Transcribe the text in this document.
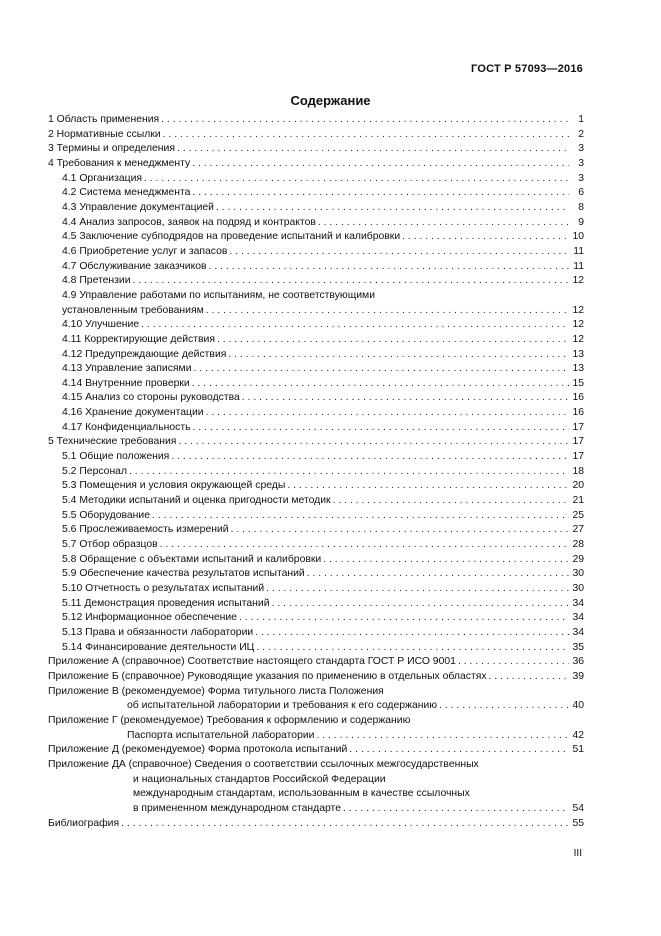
ГОСТ Р 57093—2016
Содержание
1 Область применения . . .	1
2 Нормативные ссылки . . .	2
3 Термины и определения . . .	3
4 Требования к менеджменту . . .	3
4.1 Организация . . .	3
4.2 Система менеджмента . . .	6
4.3 Управление документацией . . .	8
4.4 Анализ запросов, заявок на подряд и контрактов . . .	9
4.5 Заключение субподрядов на проведение испытаний и калибровки . . .	10
4.6 Приобретение услуг и запасов . . .	11
4.7 Обслуживание заказчиков . . .	11
4.8 Претензии . . .	12
4.9 Управление работами по испытаниям, не соответствующими
установленным требованиям . . .	12
4.10 Улучшение . . .	12
4.11 Корректирующие действия . . .	12
4.12 Предупреждающие действия . . .	13
4.13 Управление записями . . .	13
4.14 Внутренние проверки . . .	15
4.15 Анализ со стороны руководства . . .	16
4.16 Хранение документации . . .	16
4.17 Конфиденциальность . . .	17
5 Технические требования . . .	17
5.1 Общие положения . . .	17
5.2 Персонал . . .	18
5.3 Помещения и условия окружающей среды . . .	20
5.4 Методики испытаний и оценка пригодности методик . . .	21
5.5 Оборудование . . .	25
5.6 Прослеживаемость измерений . . .	27
5.7 Отбор образцов . . .	28
5.8 Обращение с объектами испытаний и калибровки . . .	29
5.9 Обеспечение качества результатов испытаний . . .	30
5.10 Отчетность о результатах испытаний . . .	30
5.11 Демонстрация проведения испытаний . . .	34
5.12 Информационное обеспечение . . .	34
5.13 Права и обязанности лаборатории . . .	34
5.14 Финансирование деятельности ИЦ . . .	35
Приложение А (справочное) Соответствие настоящего стандарта ГОСТ Р ИСО 9001 . . .	36
Приложение Б (справочное) Руководящие указания по применению в отдельных областях . . .	39
Приложение В (рекомендуемое) Форма титульного листа Положения
об испытательной лаборатории и требования к его содержанию . . .	40
Приложение Г (рекомендуемое) Требования к оформлению и содержанию
Паспорта испытательной лаборатории . . .	42
Приложение Д (рекомендуемое) Форма протокола испытаний . . .	51
Приложение ДА (справочное) Сведения о соответствии ссылочных межгосударственных
и национальных стандартов Российской Федерации
международным стандартам, использованным в качестве ссылочных
в примененном международном стандарте . . .	54
Библиография . . .	55
III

• • • • • • •

* [INSTRUCTIONS TO FOLLOW]: Copy the material above exactly and drop the pictures.

* [TASK SOLUTION]:
Transcribe the text in this document.
ГОСТ Р 57093—2016
Содержание
1 Область применения . . .	1
2 Нормативные ссылки . . .	2
3 Термины и определения . . .	3
4 Требования к менеджменту . . .	3
4.1 Организация . . .	3
4.2 Система менеджмента . . .	6
4.3 Управление документацией . . .	8
4.4 Анализ запросов, заявок на подряд и контрактов . . .	9
4.5 Заключение субподрядов на проведение испытаний и калибровки . . .	10
4.6 Приобретение услуг и запасов . . .	11
4.7 Обслуживание заказчиков . . .	11
4.8 Претензии . . .	12
4.9 Управление работами по испытаниям, не соответствующими
установленным требованиям . . .	12
4.10 Улучшение . . .	12
4.11 Корректирующие действия . . .	12
4.12 Предупреждающие действия . . .	13
4.13 Управление записями . . .	13
4.14 Внутренние проверки . . .	15
4.15 Анализ со стороны руководства . . .	16
4.16 Хранение документации . . .	16
4.17 Конфиденциальность . . .	17
5 Технические требования . . .	17
5.1 Общие положения . . .	17
5.2 Персонал . . .	18
5.3 Помещения и условия окружающей среды . . .	20
5.4 Методики испытаний и оценка пригодности методик . . .	21
5.5 Оборудование . . .	25
5.6 Прослеживаемость измерений . . .	27
5.7 Отбор образцов . . .	28
5.8 Обращение с объектами испытаний и калибровки . . .	29
5.9 Обеспечение качества результатов испытаний . . .	30
5.10 Отчетность о результатах испытаний . . .	30
5.11 Демонстрация проведения испытаний . . .	34
5.12 Информационное обеспечение . . .	34
5.13 Права и обязанности лаборатории . . .	34
5.14 Финансирование деятельности ИЦ . . .	35
Приложение А (справочное) Соответствие настоящего стандарта ГОСТ Р ИСО 9001 . . .	36
Приложение Б (справочное) Руководящие указания по применению в отдельных областях . . .	39
Приложение В (рекомендуемое) Форма титульного листа Положения
об испытательной лаборатории и требования к его содержанию . . .	40
Приложение Г (рекомендуемое) Требования к оформлению и содержанию
Паспорта испытательной лаборатории . . .	42
Приложение Д (рекомендуемое) Форма протокола испытаний . . .	51
Приложение ДА (справочное) Сведения о соответствии ссылочных межгосударственных
и национальных стандартов Российской Федерации
международным стандартам, использованным в качестве ссылочных
в примененном международном стандарте . . .	54
Библиография . . .	55
III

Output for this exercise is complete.